[BEGIN]

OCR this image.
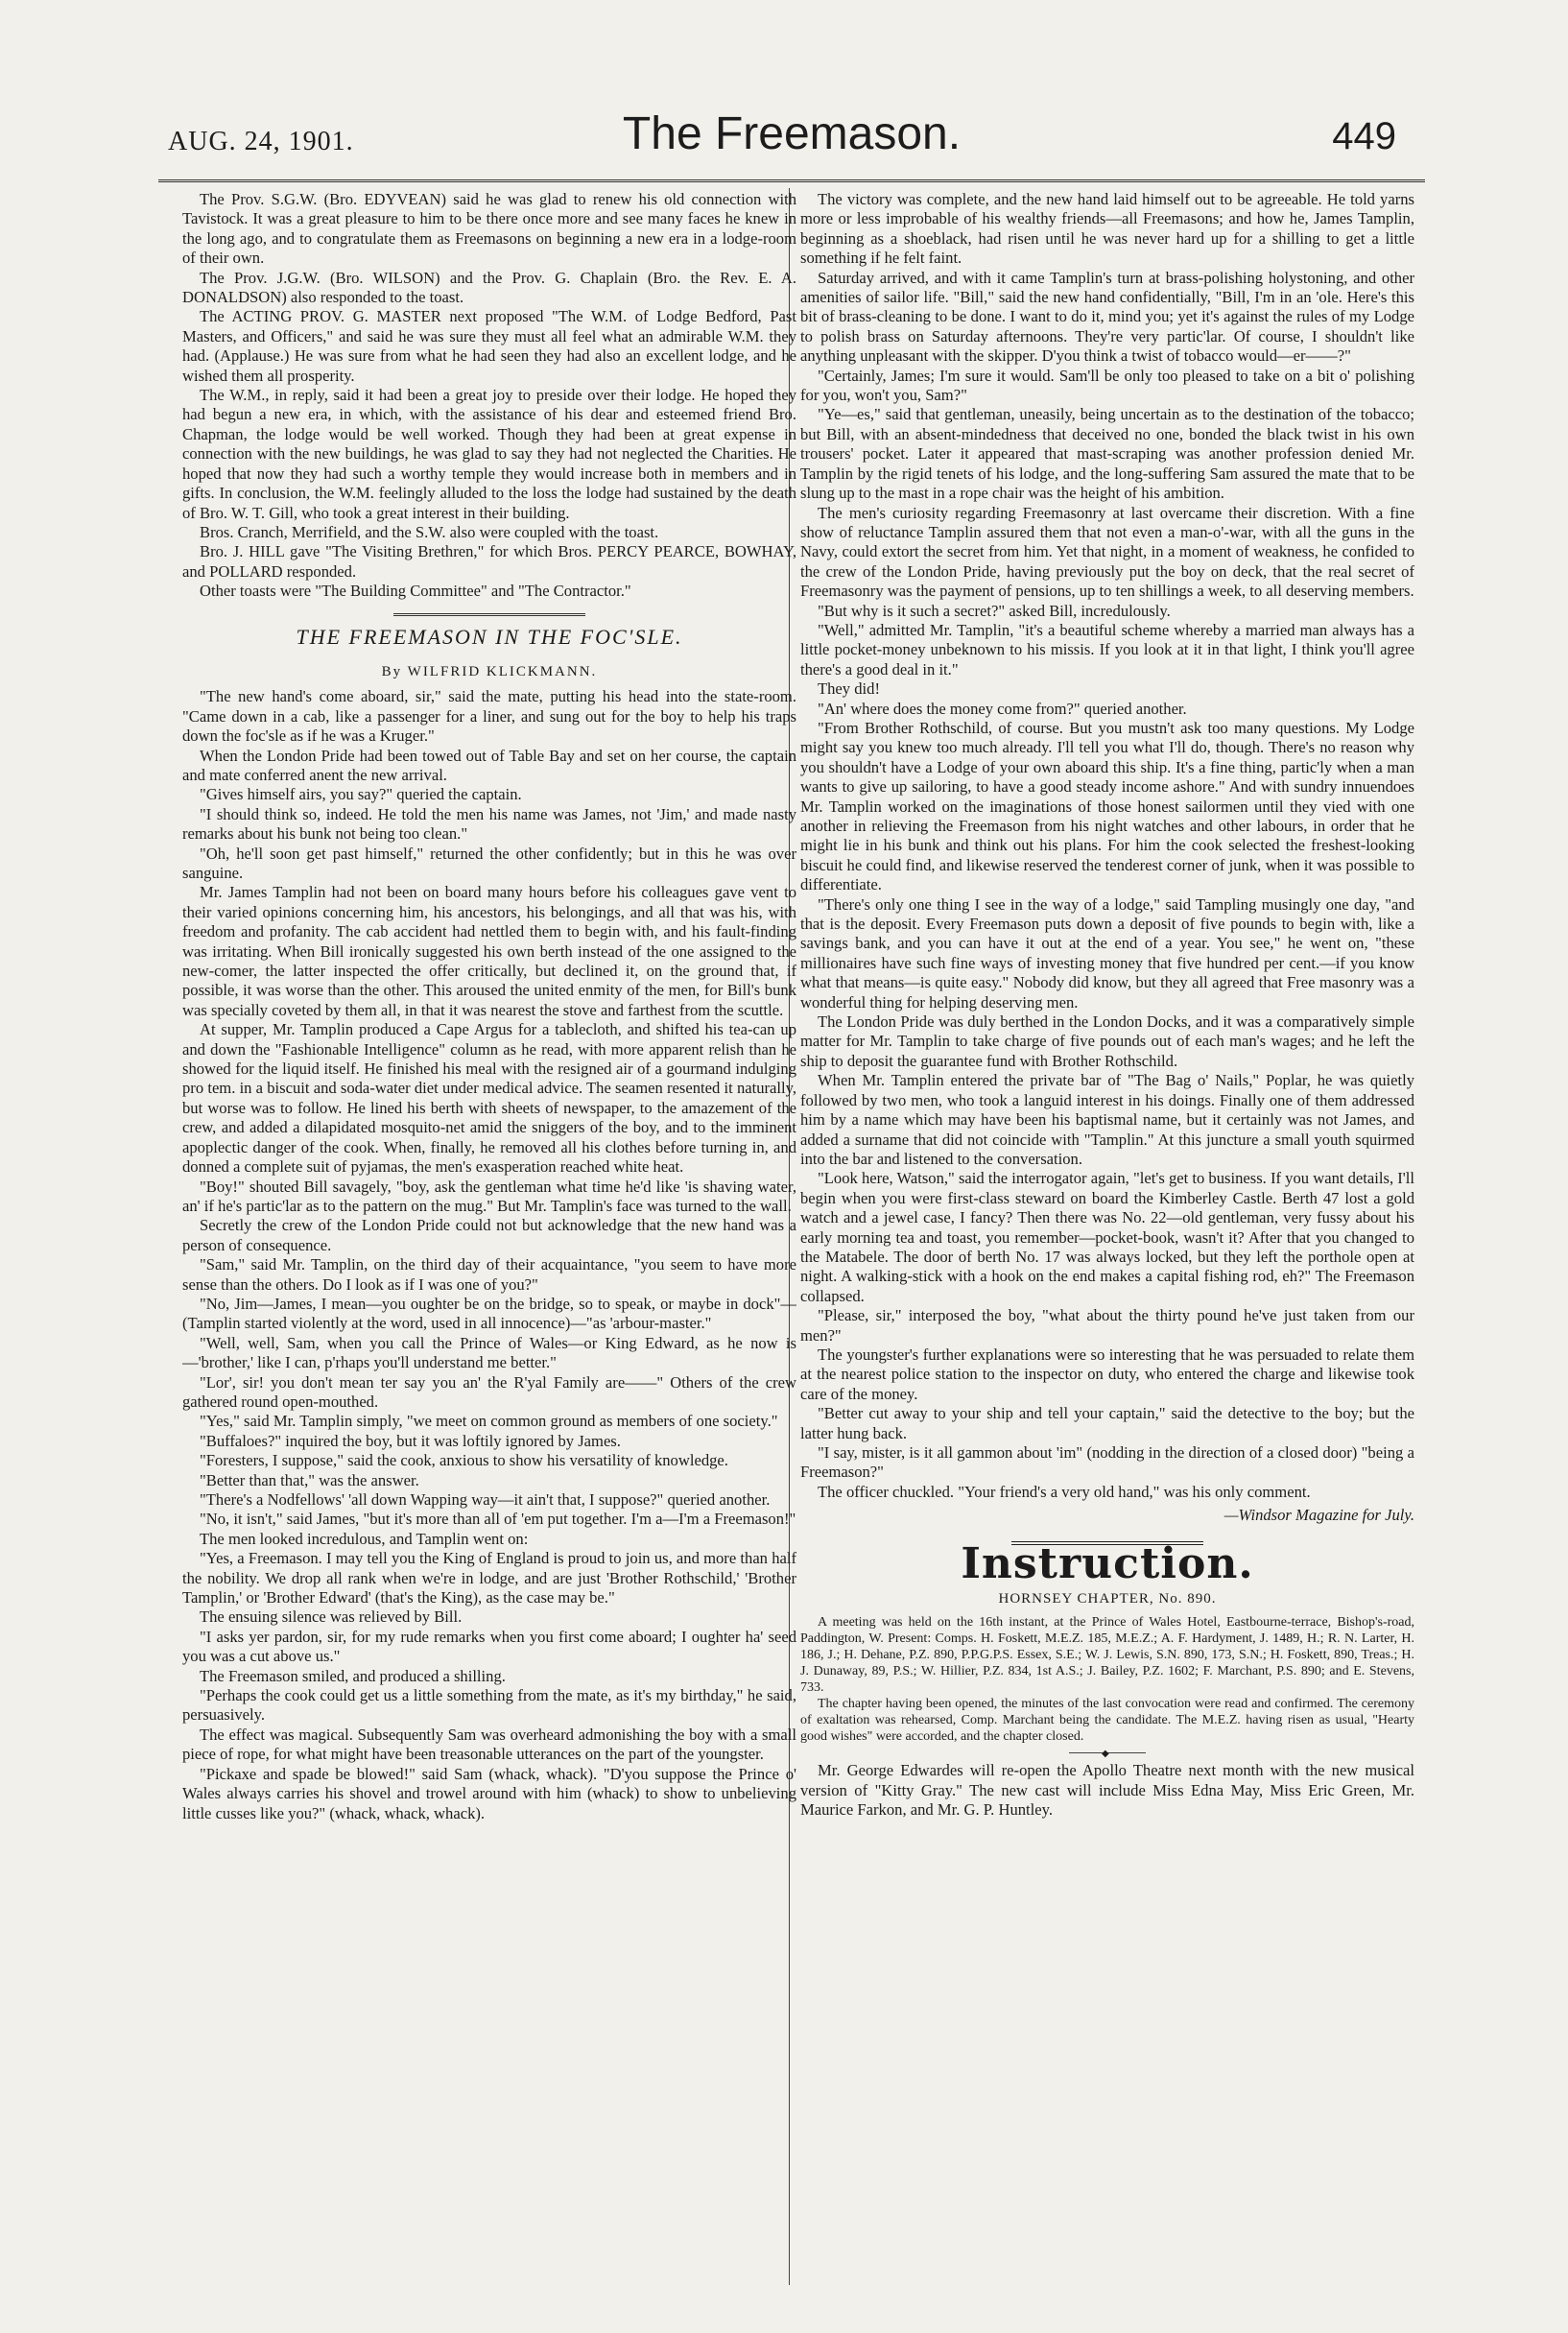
AUG. 24, 1901.	The Freemason.	449

The Prov. S.G.W. (Bro. EDYVEAN) said he was glad to renew his old connection with Tavistock. It was a great pleasure to him to be there once more and see many faces he knew in the long ago, and to congratulate them as Freemasons on beginning a new era in a lodge-room of their own.

The Prov. J.G.W. (Bro. WILSON) and the Prov. G. Chaplain (Bro. the Rev. E. A. DONALDSON) also responded to the toast.

The ACTING PROV. G. MASTER next proposed "The W.M. of Lodge Bedford, Past Masters, and Officers," and said he was sure they must all feel what an admirable W.M. they had. (Applause.) He was sure from what he had seen they had also an excellent lodge, and he wished them all prosperity.

The W.M., in reply, said it had been a great joy to preside over their lodge. He hoped they had begun a new era, in which, with the assistance of his dear and esteemed friend Bro. Chapman, the lodge would be well worked. Though they had been at great expense in connection with the new buildings, he was glad to say they had not neglected the Charities. He hoped that now they had such a worthy temple they would increase both in members and in gifts. In conclusion, the W.M. feelingly alluded to the loss the lodge had sustained by the death of Bro. W. T. Gill, who took a great interest in their building.

Bros. Cranch, Merrifield, and the S.W. also were coupled with the toast.

Bro. J. HILL gave "The Visiting Brethren," for which Bros. PERCY PEARCE, BOWHAY, and POLLARD responded.

Other toasts were "The Building Committee" and "The Contractor."

THE FREEMASON IN THE FOC'SLE.
By WILFRID KLICKMANN.

"The new hand's come aboard, sir," said the mate, putting his head into the state-room. "Came down in a cab, like a passenger for a liner, and sung out for the boy to help his traps down the foc'sle as if he was a Kruger."

When the London Pride had been towed out of Table Bay and set on her course, the captain and mate conferred anent the new arrival.

"Gives himself airs, you say?" queried the captain.

"I should think so, indeed. He told the men his name was James, not 'Jim,' and made nasty remarks about his bunk not being too clean."

"Oh, he'll soon get past himself," returned the other confidently; but in this he was over sanguine.

Mr. James Tamplin had not been on board many hours before his colleagues gave vent to their varied opinions concerning him, his ancestors, his belongings, and all that was his, with freedom and profanity. The cab accident had nettled them to begin with, and his fault-finding was irritating. When Bill ironically suggested his own berth instead of the one assigned to the new-comer, the latter inspected the offer critically, but declined it, on the ground that, if possible, it was worse than the other. This aroused the united enmity of the men, for Bill's bunk was specially coveted by them all, in that it was nearest the stove and farthest from the scuttle.

At supper, Mr. Tamplin produced a Cape Argus for a tablecloth, and shifted his tea-can up and down the "Fashionable Intelligence" column as he read, with more apparent relish than he showed for the liquid itself. He finished his meal with the resigned air of a gourmand indulging pro tem. in a biscuit and soda-water diet under medical advice. The seamen resented it naturally, but worse was to follow. He lined his berth with sheets of newspaper, to the amazement of the crew, and added a dilapidated mosquito-net amid the sniggers of the boy, and to the imminent apoplectic danger of the cook. When, finally, he removed all his clothes before turning in, and donned a complete suit of pyjamas, the men's exasperation reached white heat.

"Boy!" shouted Bill savagely, "boy, ask the gentleman what time he'd like 'is shaving water, an' if he's partic'lar as to the pattern on the mug." But Mr. Tamplin's face was turned to the wall.

Secretly the crew of the London Pride could not but acknowledge that the new hand was a person of consequence.

"Sam," said Mr. Tamplin, on the third day of their acquaintance, "you seem to have more sense than the others. Do I look as if I was one of you?"

"No, Jim—James, I mean—you oughter be on the bridge, so to speak, or maybe in dock"—(Tamplin started violently at the word, used in all innocence)—"as 'arbour-master."

"Well, well, Sam, when you call the Prince of Wales—or King Edward, as he now is—'brother,' like I can, p'rhaps you'll understand me better."

"Lor', sir! you don't mean ter say you an' the R'yal Family are——" Others of the crew gathered round open-mouthed.

"Yes," said Mr. Tamplin simply, "we meet on common ground as members of one society."

"Buffaloes?" inquired the boy, but it was loftily ignored by James.

"Foresters, I suppose," said the cook, anxious to show his versatility of knowledge.

"Better than that," was the answer.

"There's a Nodfellows' 'all down Wapping way—it ain't that, I suppose?" queried another.

"No, it isn't," said James, "but it's more than all of 'em put together. I'm a—I'm a Freemason!"

The men looked incredulous, and Tamplin went on:

"Yes, a Freemason. I may tell you the King of England is proud to join us, and more than half the nobility. We drop all rank when we're in lodge, and are just 'Brother Rothschild,' 'Brother Tamplin,' or 'Brother Edward' (that's the King), as the case may be."

The ensuing silence was relieved by Bill.

"I asks yer pardon, sir, for my rude remarks when you first come aboard; I oughter ha' seed you was a cut above us."

The Freemason smiled, and produced a shilling.

"Perhaps the cook could get us a little something from the mate, as it's my birthday," he said, persuasively.

The effect was magical. Subsequently Sam was overheard admonishing the boy with a small piece of rope, for what might have been treasonable utterances on the part of the youngster.

"Pickaxe and spade be blowed!" said Sam (whack, whack). "D'you suppose the Prince o' Wales always carries his shovel and trowel around with him (whack) to show to unbelieving little cusses like you?" (whack, whack, whack).

The victory was complete, and the new hand laid himself out to be agreeable. He told yarns more or less improbable of his wealthy friends—all Freemasons; and how he, James Tamplin, beginning as a shoeblack, had risen until he was never hard up for a shilling to get a little something if he felt faint.

Saturday arrived, and with it came Tamplin's turn at brass-polishing holystoning, and other amenities of sailor life. "Bill," said the new hand confidentially, "Bill, I'm in an 'ole. Here's this bit of brass-cleaning to be done. I want to do it, mind you; yet it's against the rules of my Lodge to polish brass on Saturday afternoons. They're very partic'lar. Of course, I shouldn't like anything unpleasant with the skipper. D'you think a twist of tobacco would—er——?"

"Certainly, James; I'm sure it would. Sam'll be only too pleased to take on a bit o' polishing for you, won't you, Sam?"

"Ye—es," said that gentleman, uneasily, being uncertain as to the destination of the tobacco; but Bill, with an absent-mindedness that deceived no one, bonded the black twist in his own trousers' pocket. Later it appeared that mast-scraping was another profession denied Mr. Tamplin by the rigid tenets of his lodge, and the long-suffering Sam assured the mate that to be slung up to the mast in a rope chair was the height of his ambition.

The men's curiosity regarding Freemasonry at last overcame their discretion. With a fine show of reluctance Tamplin assured them that not even a man-o'-war, with all the guns in the Navy, could extort the secret from him. Yet that night, in a moment of weakness, he confided to the crew of the London Pride, having previously put the boy on deck, that the real secret of Freemasonry was the payment of pensions, up to ten shillings a week, to all deserving members.

"But why is it such a secret?" asked Bill, incredulously.

"Well," admitted Mr. Tamplin, "it's a beautiful scheme whereby a married man always has a little pocket-money unbeknown to his missis. If you look at it in that light, I think you'll agree there's a good deal in it."

They did!

"An' where does the money come from?" queried another.

"From Brother Rothschild, of course. But you mustn't ask too many questions. My Lodge might say you knew too much already. I'll tell you what I'll do, though. There's no reason why you shouldn't have a Lodge of your own aboard this ship. It's a fine thing, partic'ly when a man wants to give up sailoring, to have a good steady income ashore." And with sundry innuendoes Mr. Tamplin worked on the imaginations of those honest sailormen until they vied with one another in relieving the Freemason from his night watches and other labours, in order that he might lie in his bunk and think out his plans. For him the cook selected the freshest-looking biscuit he could find, and likewise reserved the tenderest corner of junk, when it was possible to differentiate.

"There's only one thing I see in the way of a lodge," said Tampling musingly one day, "and that is the deposit. Every Freemason puts down a deposit of five pounds to begin with, like a savings bank, and you can have it out at the end of a year. You see," he went on, "these millionaires have such fine ways of investing money that five hundred per cent.—if you know what that means—is quite easy." Nobody did know, but they all agreed that Free masonry was a wonderful thing for helping deserving men.

The London Pride was duly berthed in the London Docks, and it was a comparatively simple matter for Mr. Tamplin to take charge of five pounds out of each man's wages; and he left the ship to deposit the guarantee fund with Brother Rothschild.

When Mr. Tamplin entered the private bar of "The Bag o' Nails," Poplar, he was quietly followed by two men, who took a languid interest in his doings. Finally one of them addressed him by a name which may have been his baptismal name, but it certainly was not James, and added a surname that did not coincide with "Tamplin." At this juncture a small youth squirmed into the bar and listened to the conversation.

"Look here, Watson," said the interrogator again, "let's get to business. If you want details, I'll begin when you were first-class steward on board the Kimberley Castle. Berth 47 lost a gold watch and a jewel case, I fancy? Then there was No. 22—old gentleman, very fussy about his early morning tea and toast, you remember—pocket-book, wasn't it? After that you changed to the Matabele. The door of berth No. 17 was always locked, but they left the porthole open at night. A walking-stick with a hook on the end makes a capital fishing rod, eh?" The Freemason collapsed.

"Please, sir," interposed the boy, "what about the thirty pound he've just taken from our men?"

The youngster's further explanations were so interesting that he was persuaded to relate them at the nearest police station to the inspector on duty, who entered the charge and likewise took care of the money.

"Better cut away to your ship and tell your captain," said the detective to the boy; but the latter hung back.

"I say, mister, is it all gammon about 'im" (nodding in the direction of a closed door) "being a Freemason?"

The officer chuckled. "Your friend's a very old hand," was his only comment.

—Windsor Magazine for July.
Instruction.
HORNSEY CHAPTER, No. 890.

A meeting was held on the 16th instant, at the Prince of Wales Hotel, Eastbourne-terrace, Bishop's-road, Paddington, W. Present: Comps. H. Foskett, M.E.Z. 185, M.E.Z.; A. F. Hardyment, J. 1489, H.; R. N. Larter, H. 186, J.; H. Dehane, P.Z. 890, P.P.G.P.S. Essex, S.E.; W. J. Lewis, S.N. 890, 173, S.N.; H. Foskett, 890, Treas.; H. J. Dunaway, 89, P.S.; W. Hillier, P.Z. 834, 1st A.S.; J. Bailey, P.Z. 1602; F. Marchant, P.S. 890; and E. Stevens, 733.

The chapter having been opened, the minutes of the last convocation were read and confirmed. The ceremony of exaltation was rehearsed, Comp. Marchant being the candidate. The M.E.Z. having risen as usual, "Hearty good wishes" were accorded, and the chapter closed.

◆

Mr. George Edwardes will re-open the Apollo Theatre next month with the new musical version of "Kitty Gray." The new cast will include Miss Edna May, Miss Eric Green, Mr. Maurice Farkon, and Mr. G. P. Huntley.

[END]

WHAT THE TASK REQUIRES.
Write out every line of the preceding listing that contains "were".

THE OUTPUT.
Bros. Cranch, Merrifield, and the S.W. also were coupled with the toast.
Other toasts were "The Building Committee" and "The Contractor."
"Look here, Watson," said the interrogator again, "let's get to business. If you want details, I'll begin when you were first-class steward on board the Kimberley Castle. Berth 47 lost a gold watch and a jewel case, I fancy? Then there was No. 22—old gentleman, very fussy about his early morning tea and toast, you remember—pocket-book, wasn't it? After that you changed to the Matabele. The door of berth No. 17 was always locked, but they left the porthole open at night. A walking-stick with a hook on the end makes a capital fishing rod, eh?" The Freemason collapsed.
The youngster's further explanations were so interesting that he was persuaded to relate them at the nearest police station to the inspector on duty, who entered the charge and likewise took care of the money.
The chapter having been opened, the minutes of the last convocation were read and confirmed. The ceremony of exaltation was rehearsed, Comp. Marchant being the candidate. The M.E.Z. having risen as usual, "Hearty good wishes" were accorded, and the chapter closed.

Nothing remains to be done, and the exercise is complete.